» Problem: Look through the material below. Copy every line with the string "законом" in it.

-- begin Records for this task --

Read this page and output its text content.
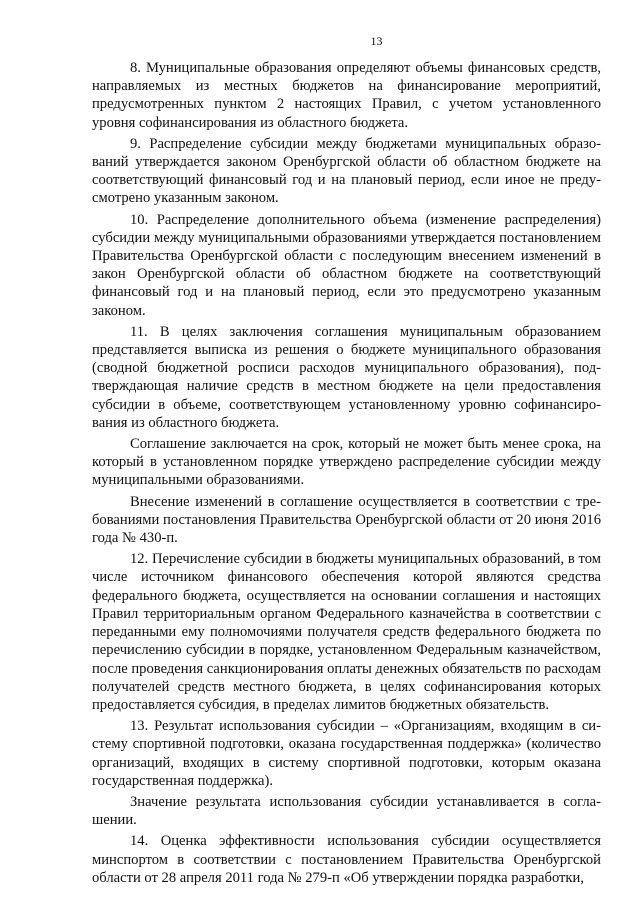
13

8. Муниципальные образования определяют объемы финансовых средств, направляемых из местных бюджетов на финансирование мероприятий, предусмотренных пунктом 2 настоящих Правил, с учетом установленного уровня софинансирования из областного бюджета.

9. Распределение субсидии между бюджетами муниципальных образований утверждается законом Оренбургской области об областном бюджете на соответствующий финансовый год и на плановый период, если иное не предусмотрено указанным законом.

10. Распределение дополнительного объема (изменение распределения) субсидии между муниципальными образованиями утверждается постановлением Правительства Оренбургской области с последующим внесением изменений в закон Оренбургской области об областном бюджете на соответствующий финансовый год и на плановый период, если это предусмотрено указанным законом.

11. В целях заключения соглашения муниципальным образованием представляется выписка из решения о бюджете муниципального образования (сводной бюджетной росписи расходов муниципального образования), подтверждающая наличие средств в местном бюджете на цели предоставления субсидии в объеме, соответствующем установленному уровню софинансирования из областного бюджета.

Соглашение заключается на срок, который не может быть менее срока, на который в установленном порядке утверждено распределение субсидии между муниципальными образованиями.

Внесение изменений в соглашение осуществляется в соответствии с требованиями постановления Правительства Оренбургской области от 20 июня 2016 года № 430-п.

12. Перечисление субсидии в бюджеты муниципальных образований, в том числе источником финансового обеспечения которой являются средства федерального бюджета, осуществляется на основании соглашения и настоящих Правил территориальным органом Федерального казначейства в соответствии с переданными ему полномочиями получателя средств федерального бюджета по перечислению субсидии в порядке, установленном Федеральным казначейством, после проведения санкционирования оплаты денежных обязательств по расходам получателей средств местного бюджета, в целях софинансирования которых предоставляется субсидия, в пределах лимитов бюджетных обязательств.

13. Результат использования субсидии – «Организациям, входящим в систему спортивной подготовки, оказана государственная поддержка» (количество организаций, входящих в систему спортивной подготовки, которым оказана государственная поддержка).

Значение результата использования субсидии устанавливается в соглашении.

14. Оценка эффективности использования субсидии осуществляется минспортом в соответствии с постановлением Правительства Оренбургской области от 28 апреля 2011 года № 279-п «Об утверждении порядка разработки,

-- end Records for this task --

» Full output:
9. Распределение субсидии между бюджетами муниципальных образований утверждается законом Оренбургской области об областном бюджете на соответствующий финансовый год и на плановый период, если иное не предусмотрено указанным законом.
10. Распределение дополнительного объема (изменение распределения) субсидии между муниципальными образованиями утверждается постановлением Правительства Оренбургской области с последующим внесением изменений в закон Оренбургской области об областном бюджете на соответствующий финансовый год и на плановый период, если это предусмотрено указанным законом.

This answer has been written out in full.